PROBLEM TO SOLVE:
Go through the entries below and collect each line with the string "チェンバースライドを使用しての培養では" in it.

INPUT DATA:
>>>>

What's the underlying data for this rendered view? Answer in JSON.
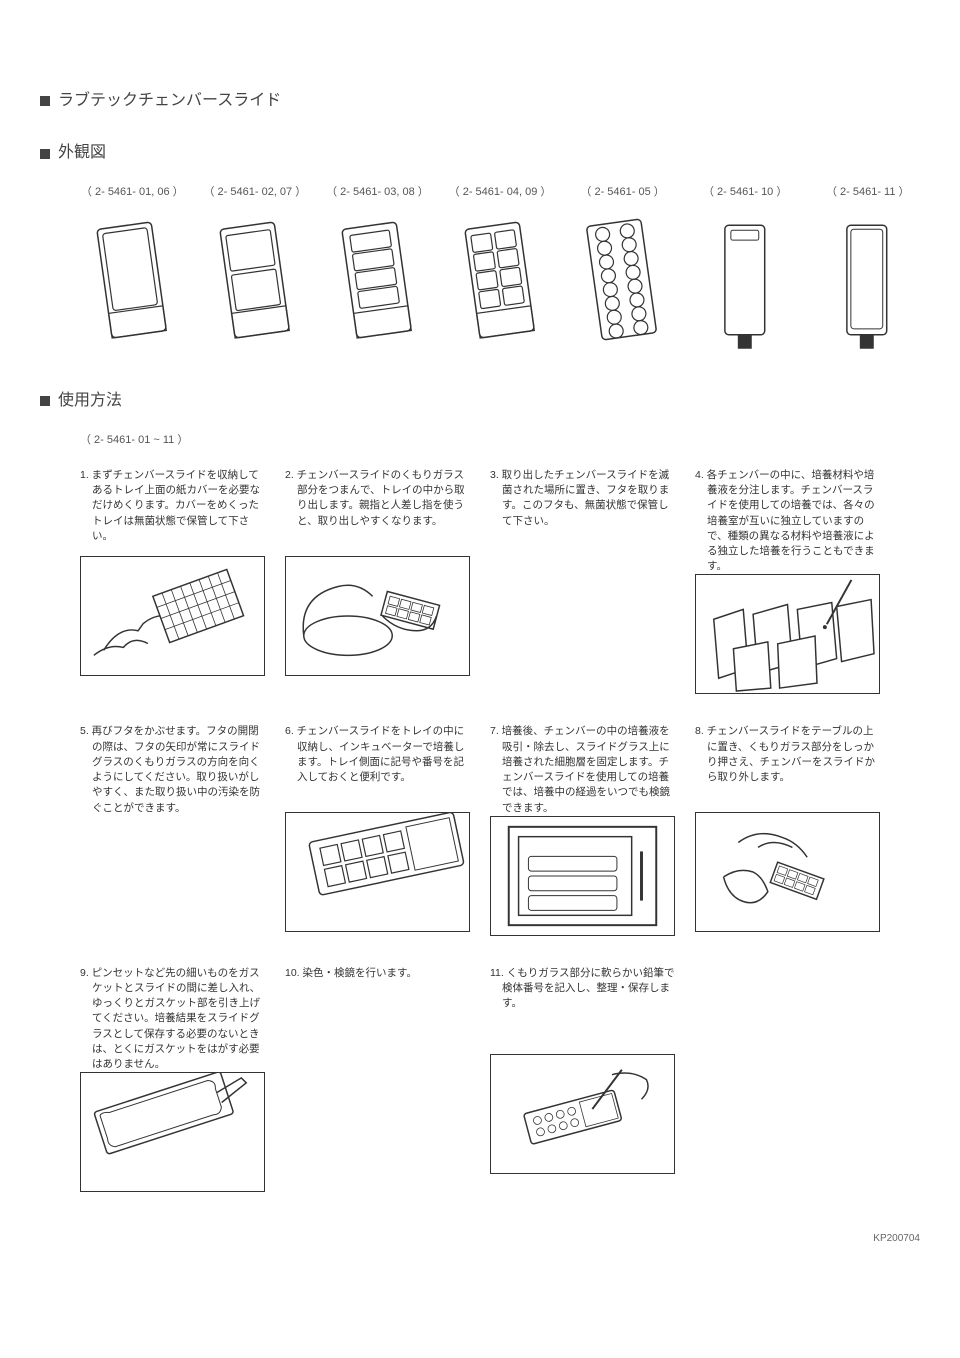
{
  "title": "ラブテックチェンバースライド",
  "heading_appearance": "外観図",
  "heading_usage": "使用方法",
  "usage_ref": "（ 2- 5461- 01 ~ 11 ）",
  "footer": "KP200704",
  "refs": [
    "（ 2- 5461- 01, 06 ）",
    "（ 2- 5461- 02, 07 ）",
    "（ 2- 5461- 03, 08 ）",
    "（ 2- 5461- 04, 09 ）",
    "（ 2- 5461- 05 ）",
    "（ 2- 5461- 10 ）",
    "（ 2- 5461- 11 ）"
  ],
  "steps": [
    {
      "n": "1.",
      "text": "まずチェンバースライドを収納してあるトレイ上面の紙カバーを必要なだけめくります。カバーをめくったトレイは無菌状態で保管して下さい。",
      "img": true
    },
    {
      "n": "2.",
      "text": "チェンバースライドのくもりガラス部分をつまんで、トレイの中から取り出します。親指と人差し指を使うと、取り出しやすくなります。",
      "img": true
    },
    {
      "n": "3.",
      "text": "取り出したチェンバースライドを滅菌された場所に置き、フタを取ります。このフタも、無菌状態で保管して下さい。",
      "img": false
    },
    {
      "n": "4.",
      "text": "各チェンバーの中に、培養材料や培養液を分注します。チェンバースライドを使用しての培養では、各々の培養室が互いに独立していますので、種類の異なる材料や培養液による独立した培養を行うこともできます。",
      "img": true
    },
    {
      "n": "5.",
      "text": "再びフタをかぶせます。フタの開閉の際は、フタの矢印が常にスライドグラスのくもりガラスの方向を向くようにしてください。取り扱いがしやすく、また取り扱い中の汚染を防ぐことができます。",
      "img": false
    },
    {
      "n": "6.",
      "text": "チェンバースライドをトレイの中に収納し、インキュベーターで培養します。トレイ側面に記号や番号を記入しておくと便利です。",
      "img": true
    },
    {
      "n": "7.",
      "text": "培養後、チェンバーの中の培養液を吸引・除去し、スライドグラス上に培養された細胞層を固定します。チェンバースライドを使用しての培養では、培養中の経過をいつでも検鏡できます。",
      "img": true
    },
    {
      "n": "8.",
      "text": "チェンバースライドをテーブルの上に置き、くもりガラス部分をしっかり押さえ、チェンバーをスライドから取り外します。",
      "img": true
    },
    {
      "n": "9.",
      "text": "ピンセットなど先の細いものをガスケットとスライドの間に差し入れ、ゆっくりとガスケット部を引き上げてください。培養結果をスライドグラスとして保存する必要のないときは、とくにガスケットをはがす必要はありません。",
      "img": true
    },
    {
      "n": "10.",
      "text": "染色・検鏡を行います。",
      "img": false
    },
    {
      "n": "11.",
      "text": "くもりガラス部分に軟らかい鉛筆で検体番号を記入し、整理・保存します。",
      "img": true
    },
    {
      "n": "",
      "text": "",
      "img": false
    }
  ],
  "colors": {
    "stroke": "#333333",
    "bg": "#ffffff",
    "text": "#333333"
  }
}
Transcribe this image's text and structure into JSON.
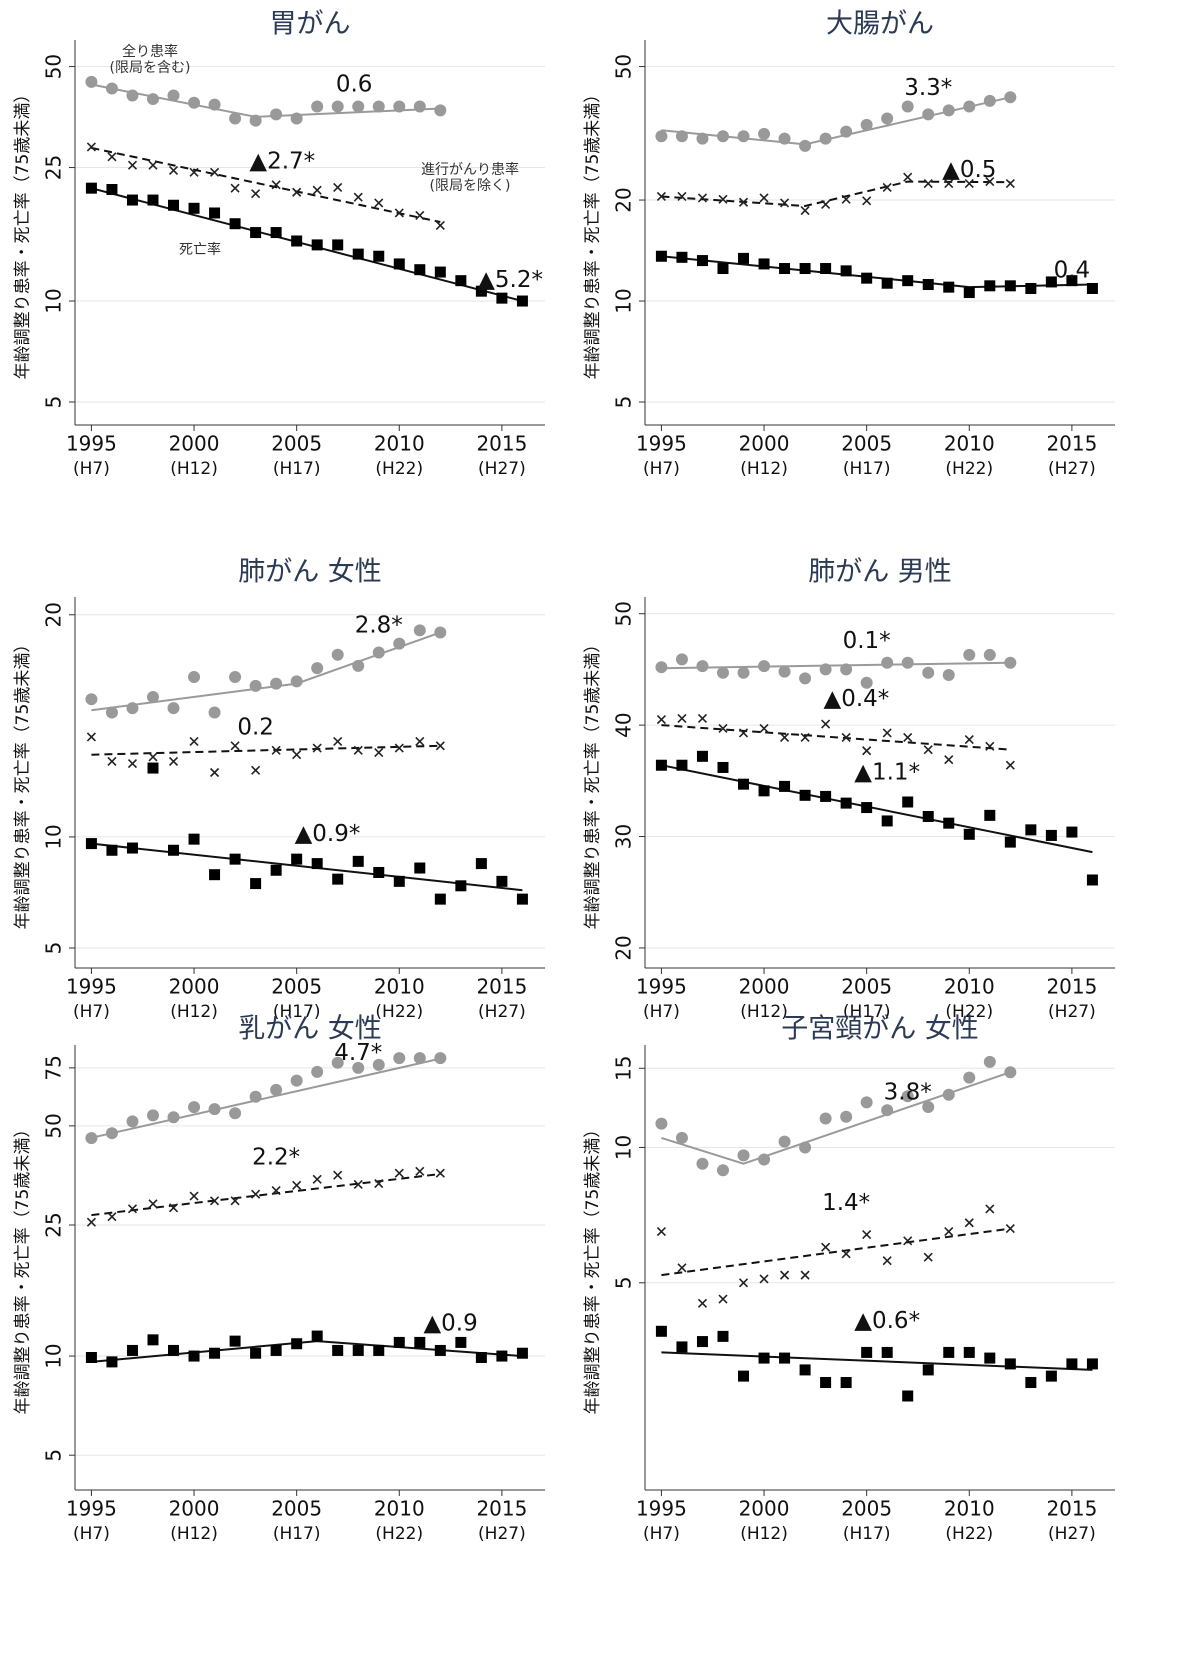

<<<<

TASK ANSWER:
      "text": "各チェンバーの中に、培養材料や培養液を分注します。チェンバースライドを使用しての培養では、各々の培養室が互いに独立していますので、種類の異なる材料や培養液による独立した培養を行うこともできます。",
      "text": "培養後、チェンバーの中の培養液を吸引・除去し、スライドグラス上に培養された細胞層を固定します。チェンバースライドを使用しての培養では、培養中の経過をいつでも検鏡できます。",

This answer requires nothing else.